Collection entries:
_____

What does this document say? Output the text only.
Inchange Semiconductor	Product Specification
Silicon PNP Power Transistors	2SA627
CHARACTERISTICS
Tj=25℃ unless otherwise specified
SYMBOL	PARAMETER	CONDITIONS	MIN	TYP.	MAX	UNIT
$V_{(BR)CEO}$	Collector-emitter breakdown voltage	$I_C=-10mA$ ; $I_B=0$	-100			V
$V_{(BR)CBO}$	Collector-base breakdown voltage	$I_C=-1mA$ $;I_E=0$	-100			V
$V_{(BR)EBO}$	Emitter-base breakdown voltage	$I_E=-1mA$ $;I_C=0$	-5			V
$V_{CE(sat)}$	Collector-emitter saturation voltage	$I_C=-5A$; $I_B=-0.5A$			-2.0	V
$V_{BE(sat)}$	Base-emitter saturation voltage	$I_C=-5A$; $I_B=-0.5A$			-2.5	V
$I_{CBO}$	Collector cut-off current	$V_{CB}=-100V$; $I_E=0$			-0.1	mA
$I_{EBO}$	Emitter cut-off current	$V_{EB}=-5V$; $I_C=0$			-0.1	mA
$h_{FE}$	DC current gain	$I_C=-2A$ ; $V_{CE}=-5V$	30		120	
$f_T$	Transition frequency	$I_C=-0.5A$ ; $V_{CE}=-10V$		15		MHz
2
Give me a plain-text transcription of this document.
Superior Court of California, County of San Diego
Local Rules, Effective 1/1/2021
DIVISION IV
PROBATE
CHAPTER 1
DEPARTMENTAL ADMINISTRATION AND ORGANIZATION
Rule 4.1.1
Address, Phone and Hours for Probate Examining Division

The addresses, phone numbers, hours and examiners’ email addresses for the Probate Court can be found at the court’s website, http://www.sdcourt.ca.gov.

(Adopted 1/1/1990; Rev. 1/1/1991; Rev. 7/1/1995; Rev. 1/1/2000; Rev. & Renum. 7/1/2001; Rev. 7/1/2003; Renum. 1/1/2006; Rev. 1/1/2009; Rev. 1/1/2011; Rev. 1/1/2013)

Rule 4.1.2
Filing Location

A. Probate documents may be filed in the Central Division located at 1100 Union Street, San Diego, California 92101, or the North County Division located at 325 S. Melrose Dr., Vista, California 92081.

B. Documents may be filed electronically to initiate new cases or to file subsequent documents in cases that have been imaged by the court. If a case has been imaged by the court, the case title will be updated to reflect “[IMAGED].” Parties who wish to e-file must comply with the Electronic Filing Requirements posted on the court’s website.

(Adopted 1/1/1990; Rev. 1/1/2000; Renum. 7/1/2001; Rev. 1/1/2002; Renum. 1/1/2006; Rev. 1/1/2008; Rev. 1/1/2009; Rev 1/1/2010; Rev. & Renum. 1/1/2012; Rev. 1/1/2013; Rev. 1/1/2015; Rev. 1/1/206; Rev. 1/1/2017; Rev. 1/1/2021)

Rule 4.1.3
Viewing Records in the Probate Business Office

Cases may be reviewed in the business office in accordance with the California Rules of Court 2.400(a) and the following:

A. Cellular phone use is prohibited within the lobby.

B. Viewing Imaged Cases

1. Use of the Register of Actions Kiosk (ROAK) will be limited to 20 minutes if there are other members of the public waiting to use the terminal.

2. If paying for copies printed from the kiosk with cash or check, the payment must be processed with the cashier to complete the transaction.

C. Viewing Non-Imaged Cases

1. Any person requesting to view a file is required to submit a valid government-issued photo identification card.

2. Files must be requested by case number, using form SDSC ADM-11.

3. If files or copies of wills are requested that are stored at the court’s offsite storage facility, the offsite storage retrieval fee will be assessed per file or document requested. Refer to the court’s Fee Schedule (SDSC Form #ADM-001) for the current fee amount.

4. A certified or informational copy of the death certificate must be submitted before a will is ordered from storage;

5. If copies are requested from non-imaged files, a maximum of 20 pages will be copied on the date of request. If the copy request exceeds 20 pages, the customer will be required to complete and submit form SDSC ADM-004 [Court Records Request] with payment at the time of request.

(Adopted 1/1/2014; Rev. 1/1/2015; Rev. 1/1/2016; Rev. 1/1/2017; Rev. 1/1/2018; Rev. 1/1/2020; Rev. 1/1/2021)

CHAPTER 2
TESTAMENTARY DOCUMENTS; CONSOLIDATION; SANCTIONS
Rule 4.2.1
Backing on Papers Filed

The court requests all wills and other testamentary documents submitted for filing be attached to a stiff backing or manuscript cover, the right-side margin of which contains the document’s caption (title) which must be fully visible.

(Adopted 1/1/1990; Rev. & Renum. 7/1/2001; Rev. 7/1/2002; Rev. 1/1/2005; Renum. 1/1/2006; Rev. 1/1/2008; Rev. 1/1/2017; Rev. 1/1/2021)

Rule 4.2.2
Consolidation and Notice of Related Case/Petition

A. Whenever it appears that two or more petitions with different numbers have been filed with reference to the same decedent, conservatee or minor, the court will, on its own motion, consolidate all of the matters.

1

_____

• Exercise requirements
Repeat the material above in full, quoting it exactly.

• Expected answer
What does this document say? Output the text only.
Inchange Semiconductor	Product Specification
Silicon PNP Power Transistors	2SA627
CHARACTERISTICS
Tj=25℃ unless otherwise specified
SYMBOL	PARAMETER	CONDITIONS	MIN	TYP.	MAX	UNIT
$V_{(BR)CEO}$	Collector-emitter breakdown voltage	$I_C=-10mA$ ; $I_B=0$	-100			V
$V_{(BR)CBO}$	Collector-base breakdown voltage	$I_C=-1mA$ $;I_E=0$	-100			V
$V_{(BR)EBO}$	Emitter-base breakdown voltage	$I_E=-1mA$ $;I_C=0$	-5			V
$V_{CE(sat)}$	Collector-emitter saturation voltage	$I_C=-5A$; $I_B=-0.5A$			-2.0	V
$V_{BE(sat)}$	Base-emitter saturation voltage	$I_C=-5A$; $I_B=-0.5A$			-2.5	V
$I_{CBO}$	Collector cut-off current	$V_{CB}=-100V$; $I_E=0$			-0.1	mA
$I_{EBO}$	Emitter cut-off current	$V_{EB}=-5V$; $I_C=0$			-0.1	mA
$h_{FE}$	DC current gain	$I_C=-2A$ ; $V_{CE}=-5V$	30		120	
$f_T$	Transition frequency	$I_C=-0.5A$ ; $V_{CE}=-10V$		15		MHz
2
Give me a plain-text transcription of this document.
Superior Court of California, County of San Diego
Local Rules, Effective 1/1/2021
DIVISION IV
PROBATE
CHAPTER 1
DEPARTMENTAL ADMINISTRATION AND ORGANIZATION
Rule 4.1.1
Address, Phone and Hours for Probate Examining Division

The addresses, phone numbers, hours and examiners’ email addresses for the Probate Court can be found at the court’s website, http://www.sdcourt.ca.gov.

(Adopted 1/1/1990; Rev. 1/1/1991; Rev. 7/1/1995; Rev. 1/1/2000; Rev. & Renum. 7/1/2001; Rev. 7/1/2003; Renum. 1/1/2006; Rev. 1/1/2009; Rev. 1/1/2011; Rev. 1/1/2013)

Rule 4.1.2
Filing Location

A. Probate documents may be filed in the Central Division located at 1100 Union Street, San Diego, California 92101, or the North County Division located at 325 S. Melrose Dr., Vista, California 92081.

B. Documents may be filed electronically to initiate new cases or to file subsequent documents in cases that have been imaged by the court. If a case has been imaged by the court, the case title will be updated to reflect “[IMAGED].” Parties who wish to e-file must comply with the Electronic Filing Requirements posted on the court’s website.

(Adopted 1/1/1990; Rev. 1/1/2000; Renum. 7/1/2001; Rev. 1/1/2002; Renum. 1/1/2006; Rev. 1/1/2008; Rev. 1/1/2009; Rev 1/1/2010; Rev. & Renum. 1/1/2012; Rev. 1/1/2013; Rev. 1/1/2015; Rev. 1/1/206; Rev. 1/1/2017; Rev. 1/1/2021)

Rule 4.1.3
Viewing Records in the Probate Business Office

Cases may be reviewed in the business office in accordance with the California Rules of Court 2.400(a) and the following:

A. Cellular phone use is prohibited within the lobby.

B. Viewing Imaged Cases

1. Use of the Register of Actions Kiosk (ROAK) will be limited to 20 minutes if there are other members of the public waiting to use the terminal.

2. If paying for copies printed from the kiosk with cash or check, the payment must be processed with the cashier to complete the transaction.

C. Viewing Non-Imaged Cases

1. Any person requesting to view a file is required to submit a valid government-issued photo identification card.

2. Files must be requested by case number, using form SDSC ADM-11.

3. If files or copies of wills are requested that are stored at the court’s offsite storage facility, the offsite storage retrieval fee will be assessed per file or document requested. Refer to the court’s Fee Schedule (SDSC Form #ADM-001) for the current fee amount.

4. A certified or informational copy of the death certificate must be submitted before a will is ordered from storage;

5. If copies are requested from non-imaged files, a maximum of 20 pages will be copied on the date of request. If the copy request exceeds 20 pages, the customer will be required to complete and submit form SDSC ADM-004 [Court Records Request] with payment at the time of request.

(Adopted 1/1/2014; Rev. 1/1/2015; Rev. 1/1/2016; Rev. 1/1/2017; Rev. 1/1/2018; Rev. 1/1/2020; Rev. 1/1/2021)

CHAPTER 2
TESTAMENTARY DOCUMENTS; CONSOLIDATION; SANCTIONS
Rule 4.2.1
Backing on Papers Filed

The court requests all wills and other testamentary documents submitted for filing be attached to a stiff backing or manuscript cover, the right-side margin of which contains the document’s caption (title) which must be fully visible.

(Adopted 1/1/1990; Rev. & Renum. 7/1/2001; Rev. 7/1/2002; Rev. 1/1/2005; Renum. 1/1/2006; Rev. 1/1/2008; Rev. 1/1/2017; Rev. 1/1/2021)

Rule 4.2.2
Consolidation and Notice of Related Case/Petition

A. Whenever it appears that two or more petitions with different numbers have been filed with reference to the same decedent, conservatee or minor, the court will, on its own motion, consolidate all of the matters.

1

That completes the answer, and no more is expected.